begin EXCERPTED RECORDS

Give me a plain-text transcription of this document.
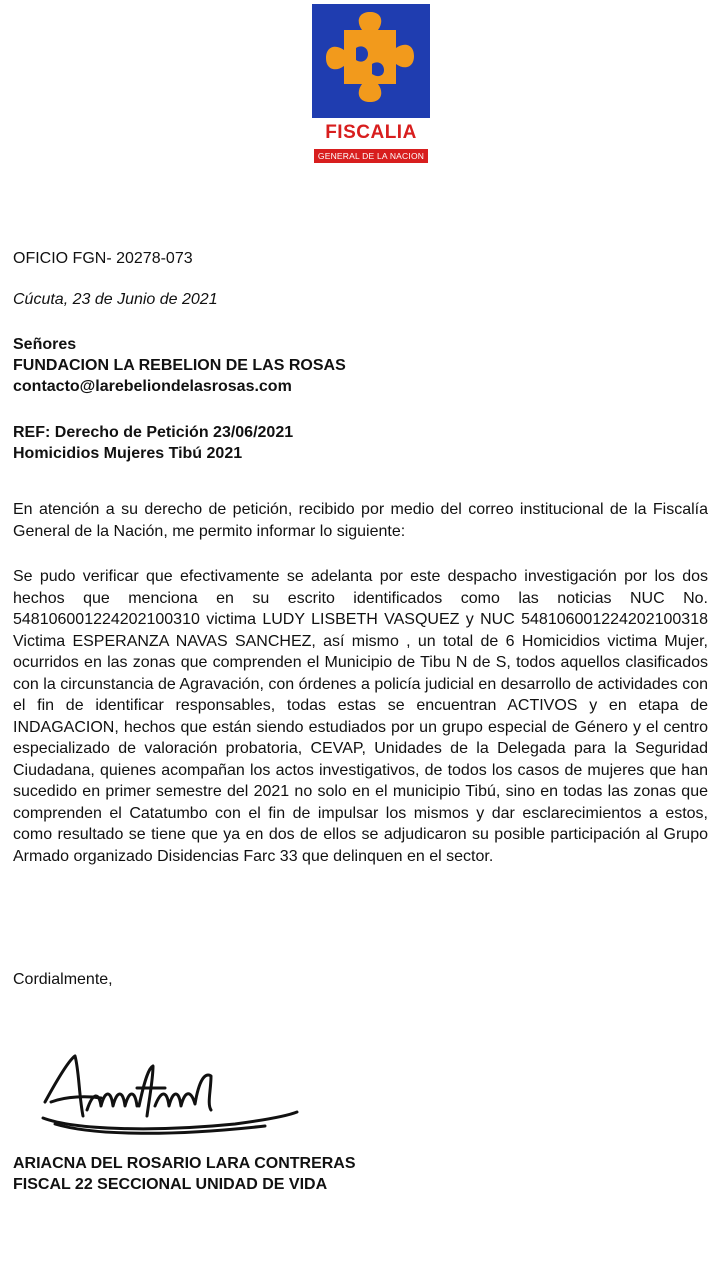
FISCALIA
GENERAL DE LA NACION
OFICIO FGN- 20278-073
Cúcuta, 23 de Junio de 2021
Señores
FUNDACION LA REBELION DE LAS ROSAS
contacto@larebeliondelasrosas.com
REF: Derecho de Petición 23/06/2021
Homicidios Mujeres Tibú 2021
En atención a su derecho de petición, recibido por medio del correo institucional de la Fiscalía General de la Nación, me permito informar lo siguiente:
Se pudo verificar que efectivamente se adelanta por este despacho investigación por los dos hechos que menciona en su escrito identificados como las noticias NUC No. 548106001224202100310 victima LUDY LISBETH VASQUEZ y NUC 548106001224202100318 Victima ESPERANZA NAVAS SANCHEZ, así mismo , un total de 6 Homicidios victima Mujer, ocurridos en las zonas que comprenden el Municipio de Tibu N de S, todos aquellos clasificados con la circunstancia de Agravación, con órdenes a policía judicial en desarrollo de actividades con el fin de identificar responsables, todas estas se encuentran ACTIVOS y en etapa de INDAGACION, hechos que están siendo estudiados por un grupo especial de Género y el centro especializado de valoración probatoria, CEVAP, Unidades de la Delegada para la Seguridad Ciudadana, quienes acompañan los actos investigativos, de todos los casos de mujeres que han sucedido en primer semestre del 2021 no solo en el municipio Tibú, sino en todas las zonas que comprenden el Catatumbo con el fin de impulsar los mismos y dar esclarecimientos a estos, como resultado se tiene que ya en dos de ellos se adjudicaron su posible participación al Grupo Armado organizado Disidencias Farc 33 que delinquen en el sector.
Cordialmente,
ARIACNA DEL ROSARIO LARA CONTRERAS
FISCAL 22 SECCIONAL UNIDAD DE VIDA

end EXCERPTED RECORDS

-- TASK --
Do not include the images; transcribe the rest of the listing exactly.

-- RESPONSE --
Give me a plain-text transcription of this document.
FISCALIA
GENERAL DE LA NACION
OFICIO FGN- 20278-073
Cúcuta, 23 de Junio de 2021
Señores
FUNDACION LA REBELION DE LAS ROSAS
contacto@larebeliondelasrosas.com
REF: Derecho de Petición 23/06/2021
Homicidios Mujeres Tibú 2021
En atención a su derecho de petición, recibido por medio del correo institucional de la Fiscalía General de la Nación, me permito informar lo siguiente:
Se pudo verificar que efectivamente se adelanta por este despacho investigación por los dos hechos que menciona en su escrito identificados como las noticias NUC No. 548106001224202100310 victima LUDY LISBETH VASQUEZ y NUC 548106001224202100318 Victima ESPERANZA NAVAS SANCHEZ, así mismo , un total de 6 Homicidios victima Mujer, ocurridos en las zonas que comprenden el Municipio de Tibu N de S, todos aquellos clasificados con la circunstancia de Agravación, con órdenes a policía judicial en desarrollo de actividades con el fin de identificar responsables, todas estas se encuentran ACTIVOS y en etapa de INDAGACION, hechos que están siendo estudiados por un grupo especial de Género y el centro especializado de valoración probatoria, CEVAP, Unidades de la Delegada para la Seguridad Ciudadana, quienes acompañan los actos investigativos, de todos los casos de mujeres que han sucedido en primer semestre del 2021 no solo en el municipio Tibú, sino en todas las zonas que comprenden el Catatumbo con el fin de impulsar los mismos y dar esclarecimientos a estos, como resultado se tiene que ya en dos de ellos se adjudicaron su posible participación al Grupo Armado organizado Disidencias Farc 33 que delinquen en el sector.
Cordialmente,
ARIACNA DEL ROSARIO LARA CONTRERAS
FISCAL 22 SECCIONAL UNIDAD DE VIDA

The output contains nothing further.